Work required: Provide only the number of lines in the data below that contain the word "infecciosas".

-------- Records shown

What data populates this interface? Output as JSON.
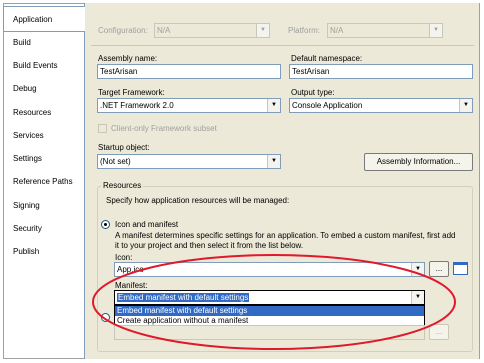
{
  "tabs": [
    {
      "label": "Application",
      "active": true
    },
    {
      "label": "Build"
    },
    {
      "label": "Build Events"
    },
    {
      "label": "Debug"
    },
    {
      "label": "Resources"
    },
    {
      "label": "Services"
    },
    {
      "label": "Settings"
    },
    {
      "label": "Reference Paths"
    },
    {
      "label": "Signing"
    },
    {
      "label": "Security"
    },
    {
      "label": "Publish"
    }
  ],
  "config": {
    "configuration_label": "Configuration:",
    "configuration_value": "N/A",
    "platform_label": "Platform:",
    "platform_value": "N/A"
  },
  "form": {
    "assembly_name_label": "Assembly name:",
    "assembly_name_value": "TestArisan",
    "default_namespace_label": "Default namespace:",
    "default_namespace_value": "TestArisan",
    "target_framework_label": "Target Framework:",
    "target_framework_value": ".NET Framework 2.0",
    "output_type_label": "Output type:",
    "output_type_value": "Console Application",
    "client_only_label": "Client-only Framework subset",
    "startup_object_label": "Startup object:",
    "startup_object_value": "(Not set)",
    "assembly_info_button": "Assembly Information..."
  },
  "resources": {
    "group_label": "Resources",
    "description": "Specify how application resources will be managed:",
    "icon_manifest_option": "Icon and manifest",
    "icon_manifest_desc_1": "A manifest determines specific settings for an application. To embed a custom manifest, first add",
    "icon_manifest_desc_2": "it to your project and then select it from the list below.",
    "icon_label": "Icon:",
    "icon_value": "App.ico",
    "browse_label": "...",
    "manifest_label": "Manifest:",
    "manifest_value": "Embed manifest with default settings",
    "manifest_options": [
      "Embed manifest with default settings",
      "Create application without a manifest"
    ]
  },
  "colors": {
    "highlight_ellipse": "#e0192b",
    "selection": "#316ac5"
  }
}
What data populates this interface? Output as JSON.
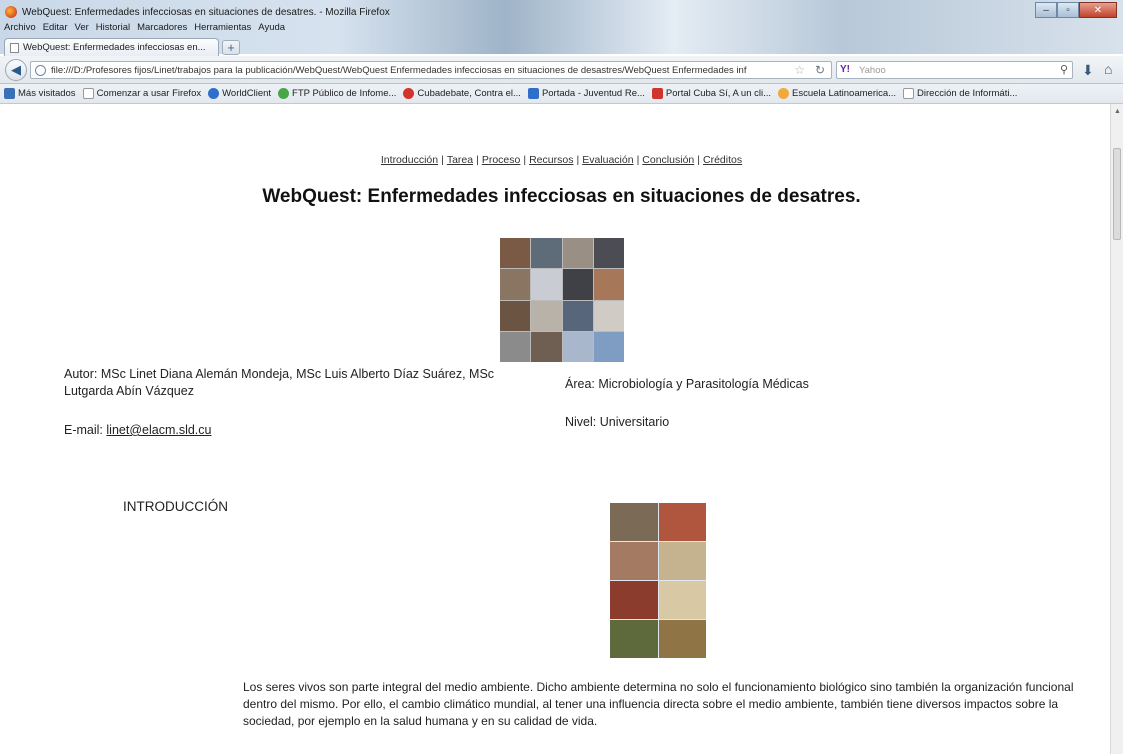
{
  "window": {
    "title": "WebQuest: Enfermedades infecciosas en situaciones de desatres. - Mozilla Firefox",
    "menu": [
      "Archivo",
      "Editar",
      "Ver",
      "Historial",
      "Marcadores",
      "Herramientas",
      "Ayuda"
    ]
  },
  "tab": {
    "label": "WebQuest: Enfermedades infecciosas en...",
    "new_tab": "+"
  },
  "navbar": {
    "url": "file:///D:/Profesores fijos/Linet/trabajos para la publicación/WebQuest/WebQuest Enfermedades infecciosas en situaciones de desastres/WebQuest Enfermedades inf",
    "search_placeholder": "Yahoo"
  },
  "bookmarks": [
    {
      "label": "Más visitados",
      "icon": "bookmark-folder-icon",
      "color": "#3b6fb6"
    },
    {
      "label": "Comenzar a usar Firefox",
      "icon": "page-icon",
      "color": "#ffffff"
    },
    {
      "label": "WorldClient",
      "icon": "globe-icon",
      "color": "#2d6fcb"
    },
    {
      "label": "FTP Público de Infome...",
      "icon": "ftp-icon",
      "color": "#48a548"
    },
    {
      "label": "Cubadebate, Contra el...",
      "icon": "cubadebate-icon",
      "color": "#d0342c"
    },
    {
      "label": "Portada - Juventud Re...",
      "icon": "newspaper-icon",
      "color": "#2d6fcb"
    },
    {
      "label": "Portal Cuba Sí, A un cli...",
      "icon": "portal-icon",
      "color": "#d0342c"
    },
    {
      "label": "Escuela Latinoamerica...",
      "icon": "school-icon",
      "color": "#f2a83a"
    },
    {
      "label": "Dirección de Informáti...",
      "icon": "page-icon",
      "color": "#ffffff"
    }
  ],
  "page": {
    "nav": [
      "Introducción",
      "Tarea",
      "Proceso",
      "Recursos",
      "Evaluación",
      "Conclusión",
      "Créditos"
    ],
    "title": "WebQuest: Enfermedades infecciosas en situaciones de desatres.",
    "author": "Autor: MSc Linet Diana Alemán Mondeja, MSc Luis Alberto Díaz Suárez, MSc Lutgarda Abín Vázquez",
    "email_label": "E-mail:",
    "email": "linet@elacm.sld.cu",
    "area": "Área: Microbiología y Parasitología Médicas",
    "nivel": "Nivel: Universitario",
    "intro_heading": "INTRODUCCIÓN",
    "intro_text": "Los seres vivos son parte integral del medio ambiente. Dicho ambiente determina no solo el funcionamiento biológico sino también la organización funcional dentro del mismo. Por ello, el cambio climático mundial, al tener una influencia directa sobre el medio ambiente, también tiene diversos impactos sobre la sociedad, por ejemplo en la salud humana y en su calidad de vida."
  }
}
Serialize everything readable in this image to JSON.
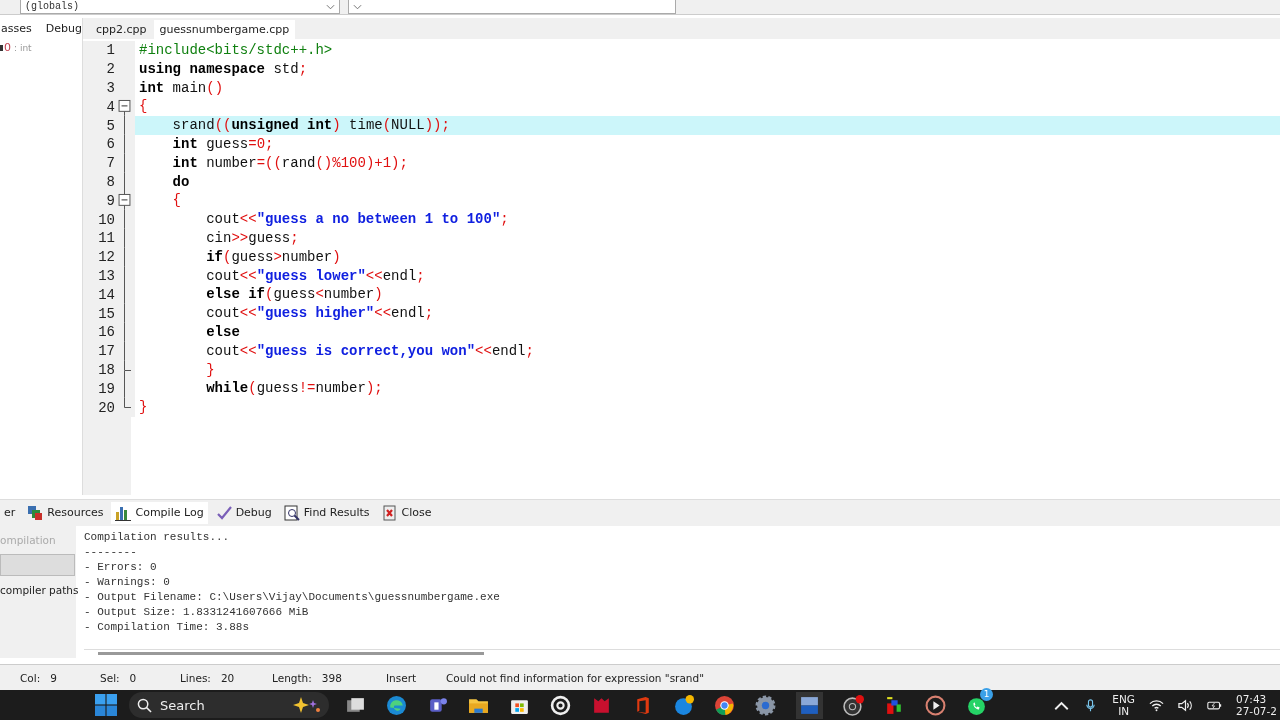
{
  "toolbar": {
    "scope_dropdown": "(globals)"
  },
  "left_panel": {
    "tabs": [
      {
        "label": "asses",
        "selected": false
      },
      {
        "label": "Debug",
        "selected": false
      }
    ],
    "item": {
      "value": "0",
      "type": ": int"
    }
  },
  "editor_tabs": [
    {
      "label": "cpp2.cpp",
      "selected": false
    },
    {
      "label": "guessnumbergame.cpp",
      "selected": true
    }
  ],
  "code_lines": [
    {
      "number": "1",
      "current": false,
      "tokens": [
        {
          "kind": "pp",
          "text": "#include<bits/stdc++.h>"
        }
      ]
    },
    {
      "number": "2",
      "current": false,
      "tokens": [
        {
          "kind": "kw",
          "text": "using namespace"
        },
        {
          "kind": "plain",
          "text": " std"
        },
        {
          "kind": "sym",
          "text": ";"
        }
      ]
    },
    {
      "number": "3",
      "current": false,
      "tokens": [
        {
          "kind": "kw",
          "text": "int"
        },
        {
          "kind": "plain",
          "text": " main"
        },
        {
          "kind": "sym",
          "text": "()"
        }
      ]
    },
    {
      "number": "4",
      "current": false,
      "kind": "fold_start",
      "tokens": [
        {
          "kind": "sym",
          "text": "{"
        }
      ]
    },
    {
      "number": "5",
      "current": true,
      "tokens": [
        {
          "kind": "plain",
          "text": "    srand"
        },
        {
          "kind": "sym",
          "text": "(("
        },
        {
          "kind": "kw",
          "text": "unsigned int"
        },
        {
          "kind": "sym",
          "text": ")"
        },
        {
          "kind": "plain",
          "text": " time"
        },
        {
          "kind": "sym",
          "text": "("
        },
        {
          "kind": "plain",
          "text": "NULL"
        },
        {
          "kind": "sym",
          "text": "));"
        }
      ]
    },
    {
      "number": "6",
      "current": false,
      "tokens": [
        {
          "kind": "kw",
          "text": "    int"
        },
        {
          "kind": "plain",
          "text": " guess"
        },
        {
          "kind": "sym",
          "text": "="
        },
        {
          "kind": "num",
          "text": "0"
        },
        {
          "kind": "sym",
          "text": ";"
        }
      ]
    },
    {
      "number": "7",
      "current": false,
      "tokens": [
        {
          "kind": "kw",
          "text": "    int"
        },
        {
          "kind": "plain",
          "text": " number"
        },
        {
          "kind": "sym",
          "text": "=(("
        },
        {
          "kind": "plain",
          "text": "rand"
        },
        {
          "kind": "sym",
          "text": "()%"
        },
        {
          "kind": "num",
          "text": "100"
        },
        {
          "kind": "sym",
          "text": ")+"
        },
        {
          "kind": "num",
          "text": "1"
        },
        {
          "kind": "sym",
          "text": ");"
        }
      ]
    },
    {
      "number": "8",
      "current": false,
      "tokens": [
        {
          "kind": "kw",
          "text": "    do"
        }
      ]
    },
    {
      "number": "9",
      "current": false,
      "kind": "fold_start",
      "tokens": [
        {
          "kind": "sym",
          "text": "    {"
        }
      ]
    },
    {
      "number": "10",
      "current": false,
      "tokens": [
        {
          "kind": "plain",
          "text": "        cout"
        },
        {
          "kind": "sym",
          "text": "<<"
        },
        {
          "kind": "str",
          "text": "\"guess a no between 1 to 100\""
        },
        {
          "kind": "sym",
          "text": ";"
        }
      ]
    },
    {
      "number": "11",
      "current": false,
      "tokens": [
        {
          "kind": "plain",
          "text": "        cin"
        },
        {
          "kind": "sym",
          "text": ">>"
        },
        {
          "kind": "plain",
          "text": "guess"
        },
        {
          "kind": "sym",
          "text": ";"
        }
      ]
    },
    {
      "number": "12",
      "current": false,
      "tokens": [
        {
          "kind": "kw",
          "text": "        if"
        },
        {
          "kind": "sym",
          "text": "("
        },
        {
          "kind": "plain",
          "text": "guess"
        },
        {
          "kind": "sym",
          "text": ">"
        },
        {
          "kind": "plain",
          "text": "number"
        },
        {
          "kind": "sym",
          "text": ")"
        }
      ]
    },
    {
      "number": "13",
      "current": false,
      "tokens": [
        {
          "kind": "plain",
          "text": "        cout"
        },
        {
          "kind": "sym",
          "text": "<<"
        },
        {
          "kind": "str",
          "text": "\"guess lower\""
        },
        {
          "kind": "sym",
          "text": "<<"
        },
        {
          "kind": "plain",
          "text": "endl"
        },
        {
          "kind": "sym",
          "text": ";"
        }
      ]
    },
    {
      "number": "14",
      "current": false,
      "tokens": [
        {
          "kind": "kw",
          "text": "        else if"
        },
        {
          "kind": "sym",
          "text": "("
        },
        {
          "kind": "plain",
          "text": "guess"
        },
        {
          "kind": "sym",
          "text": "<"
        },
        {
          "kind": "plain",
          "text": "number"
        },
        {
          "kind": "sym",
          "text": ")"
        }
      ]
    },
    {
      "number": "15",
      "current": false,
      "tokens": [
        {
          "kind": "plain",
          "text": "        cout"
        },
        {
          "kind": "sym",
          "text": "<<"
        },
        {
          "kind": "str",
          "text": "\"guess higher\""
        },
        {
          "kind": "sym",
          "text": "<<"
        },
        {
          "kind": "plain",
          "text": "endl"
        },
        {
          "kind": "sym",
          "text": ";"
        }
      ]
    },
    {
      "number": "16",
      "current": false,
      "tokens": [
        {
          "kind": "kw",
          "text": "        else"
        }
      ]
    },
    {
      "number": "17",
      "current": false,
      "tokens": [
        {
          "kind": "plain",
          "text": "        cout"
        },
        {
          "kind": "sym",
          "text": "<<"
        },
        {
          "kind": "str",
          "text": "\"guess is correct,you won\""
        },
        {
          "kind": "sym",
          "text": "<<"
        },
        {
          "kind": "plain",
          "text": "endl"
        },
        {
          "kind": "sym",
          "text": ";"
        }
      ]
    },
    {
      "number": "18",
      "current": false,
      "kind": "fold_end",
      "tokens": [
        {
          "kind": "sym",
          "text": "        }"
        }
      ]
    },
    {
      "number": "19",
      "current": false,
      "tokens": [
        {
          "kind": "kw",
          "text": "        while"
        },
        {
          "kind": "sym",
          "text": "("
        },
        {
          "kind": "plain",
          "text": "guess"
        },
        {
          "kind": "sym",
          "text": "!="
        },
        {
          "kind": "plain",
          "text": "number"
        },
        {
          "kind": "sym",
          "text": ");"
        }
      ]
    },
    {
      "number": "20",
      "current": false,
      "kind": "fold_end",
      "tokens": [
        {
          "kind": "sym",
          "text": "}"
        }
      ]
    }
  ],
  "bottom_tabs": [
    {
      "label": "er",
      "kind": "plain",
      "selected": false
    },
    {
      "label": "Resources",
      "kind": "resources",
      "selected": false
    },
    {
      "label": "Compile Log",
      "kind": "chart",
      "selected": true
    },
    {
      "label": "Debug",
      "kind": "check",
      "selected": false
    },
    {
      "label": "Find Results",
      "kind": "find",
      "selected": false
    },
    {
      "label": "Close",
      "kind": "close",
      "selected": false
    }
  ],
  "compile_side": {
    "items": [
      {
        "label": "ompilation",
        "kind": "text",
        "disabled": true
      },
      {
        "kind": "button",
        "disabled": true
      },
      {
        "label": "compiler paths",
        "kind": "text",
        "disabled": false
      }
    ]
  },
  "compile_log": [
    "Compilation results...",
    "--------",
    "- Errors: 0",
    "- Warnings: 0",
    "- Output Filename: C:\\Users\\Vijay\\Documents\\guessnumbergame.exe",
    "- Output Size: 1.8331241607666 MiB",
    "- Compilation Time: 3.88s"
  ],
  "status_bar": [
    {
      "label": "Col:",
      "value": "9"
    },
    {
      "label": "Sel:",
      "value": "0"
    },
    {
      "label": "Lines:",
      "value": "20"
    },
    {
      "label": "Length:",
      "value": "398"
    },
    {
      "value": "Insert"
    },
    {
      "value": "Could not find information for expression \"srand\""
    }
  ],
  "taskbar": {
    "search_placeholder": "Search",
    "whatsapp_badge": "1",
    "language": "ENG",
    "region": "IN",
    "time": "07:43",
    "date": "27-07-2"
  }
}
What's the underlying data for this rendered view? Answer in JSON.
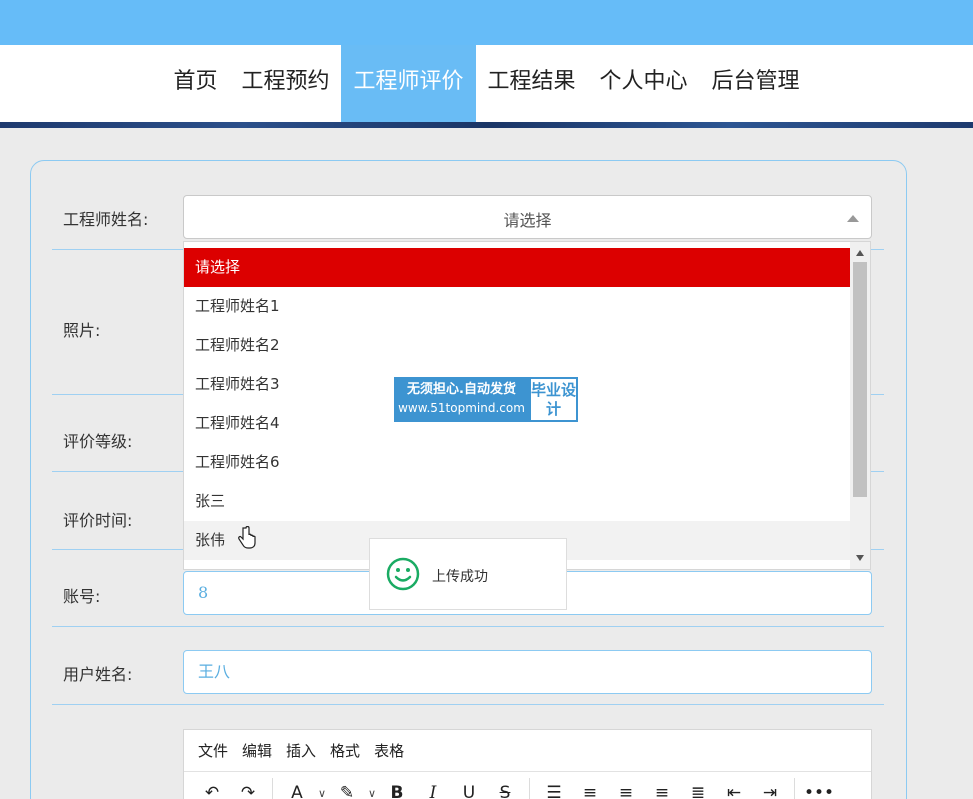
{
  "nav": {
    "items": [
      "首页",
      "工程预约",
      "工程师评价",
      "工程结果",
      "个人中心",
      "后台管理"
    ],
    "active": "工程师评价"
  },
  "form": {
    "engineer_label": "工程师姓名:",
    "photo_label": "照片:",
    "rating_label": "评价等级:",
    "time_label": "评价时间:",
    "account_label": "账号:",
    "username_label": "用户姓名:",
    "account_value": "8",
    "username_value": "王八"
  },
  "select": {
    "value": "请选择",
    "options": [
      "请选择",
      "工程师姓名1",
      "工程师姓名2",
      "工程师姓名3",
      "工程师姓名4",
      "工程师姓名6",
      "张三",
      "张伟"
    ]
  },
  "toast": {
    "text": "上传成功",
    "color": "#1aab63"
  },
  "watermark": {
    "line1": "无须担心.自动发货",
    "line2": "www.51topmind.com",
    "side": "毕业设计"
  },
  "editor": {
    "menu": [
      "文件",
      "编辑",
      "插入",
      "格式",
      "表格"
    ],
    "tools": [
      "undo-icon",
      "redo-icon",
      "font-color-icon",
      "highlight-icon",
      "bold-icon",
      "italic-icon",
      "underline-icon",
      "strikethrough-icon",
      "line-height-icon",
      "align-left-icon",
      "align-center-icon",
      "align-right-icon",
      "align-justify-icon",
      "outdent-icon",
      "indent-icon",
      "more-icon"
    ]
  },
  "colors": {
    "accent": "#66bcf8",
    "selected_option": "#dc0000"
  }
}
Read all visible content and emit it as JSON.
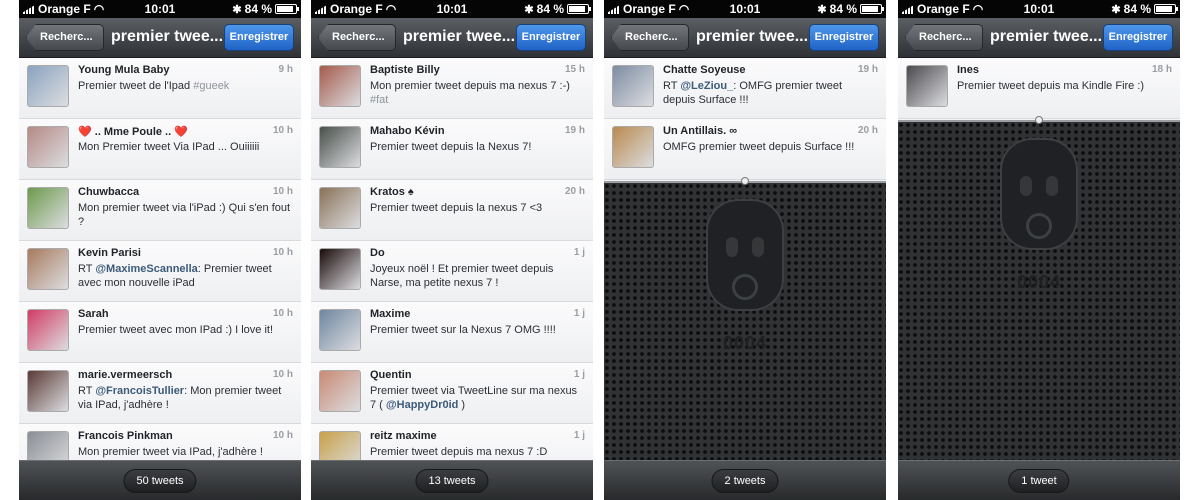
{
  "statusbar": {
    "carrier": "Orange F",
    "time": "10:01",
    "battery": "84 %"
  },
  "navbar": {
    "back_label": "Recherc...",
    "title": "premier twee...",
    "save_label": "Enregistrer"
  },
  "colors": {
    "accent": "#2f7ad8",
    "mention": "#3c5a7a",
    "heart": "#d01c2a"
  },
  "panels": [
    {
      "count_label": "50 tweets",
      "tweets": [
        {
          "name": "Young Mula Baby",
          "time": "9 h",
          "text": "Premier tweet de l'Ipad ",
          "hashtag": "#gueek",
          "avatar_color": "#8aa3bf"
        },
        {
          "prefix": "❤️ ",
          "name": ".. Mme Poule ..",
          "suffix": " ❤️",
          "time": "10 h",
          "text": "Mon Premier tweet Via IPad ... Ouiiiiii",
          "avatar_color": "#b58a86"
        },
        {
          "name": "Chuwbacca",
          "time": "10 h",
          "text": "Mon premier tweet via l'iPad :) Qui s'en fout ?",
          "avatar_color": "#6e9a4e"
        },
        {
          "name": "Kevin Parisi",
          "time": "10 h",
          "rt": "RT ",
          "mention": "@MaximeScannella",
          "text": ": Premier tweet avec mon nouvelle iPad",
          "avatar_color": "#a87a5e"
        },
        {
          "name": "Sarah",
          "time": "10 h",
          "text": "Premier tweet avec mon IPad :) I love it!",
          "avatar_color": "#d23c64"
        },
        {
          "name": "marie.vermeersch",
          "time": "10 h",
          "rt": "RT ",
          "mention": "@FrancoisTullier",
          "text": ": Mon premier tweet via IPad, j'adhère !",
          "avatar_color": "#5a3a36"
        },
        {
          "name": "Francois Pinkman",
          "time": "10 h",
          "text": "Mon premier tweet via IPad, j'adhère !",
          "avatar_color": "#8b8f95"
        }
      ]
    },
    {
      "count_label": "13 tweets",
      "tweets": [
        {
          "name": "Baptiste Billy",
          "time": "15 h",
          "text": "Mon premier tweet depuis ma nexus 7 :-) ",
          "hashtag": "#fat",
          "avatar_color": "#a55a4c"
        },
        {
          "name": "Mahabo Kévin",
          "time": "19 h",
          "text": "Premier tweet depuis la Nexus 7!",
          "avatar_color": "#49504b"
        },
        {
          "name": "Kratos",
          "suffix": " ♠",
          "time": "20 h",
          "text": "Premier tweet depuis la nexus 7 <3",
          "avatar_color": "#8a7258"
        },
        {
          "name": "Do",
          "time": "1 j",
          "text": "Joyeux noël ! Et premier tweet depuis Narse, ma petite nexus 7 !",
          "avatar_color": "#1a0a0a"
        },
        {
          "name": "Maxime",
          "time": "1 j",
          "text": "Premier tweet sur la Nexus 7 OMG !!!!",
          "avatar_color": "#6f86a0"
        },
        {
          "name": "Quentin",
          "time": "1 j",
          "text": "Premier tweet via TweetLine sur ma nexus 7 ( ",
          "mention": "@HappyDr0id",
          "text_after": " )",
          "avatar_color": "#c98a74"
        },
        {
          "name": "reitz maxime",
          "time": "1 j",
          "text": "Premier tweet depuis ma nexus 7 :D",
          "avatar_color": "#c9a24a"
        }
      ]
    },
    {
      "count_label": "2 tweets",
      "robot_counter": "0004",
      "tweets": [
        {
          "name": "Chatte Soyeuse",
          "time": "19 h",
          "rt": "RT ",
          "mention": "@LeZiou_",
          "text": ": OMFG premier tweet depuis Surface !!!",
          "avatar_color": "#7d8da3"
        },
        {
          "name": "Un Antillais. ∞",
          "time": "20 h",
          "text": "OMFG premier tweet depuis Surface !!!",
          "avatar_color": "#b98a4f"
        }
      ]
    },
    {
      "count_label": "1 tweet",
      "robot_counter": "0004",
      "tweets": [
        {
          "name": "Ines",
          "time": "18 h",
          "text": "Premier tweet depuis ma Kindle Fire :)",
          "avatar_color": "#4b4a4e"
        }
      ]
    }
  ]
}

----------------

Completed task: 4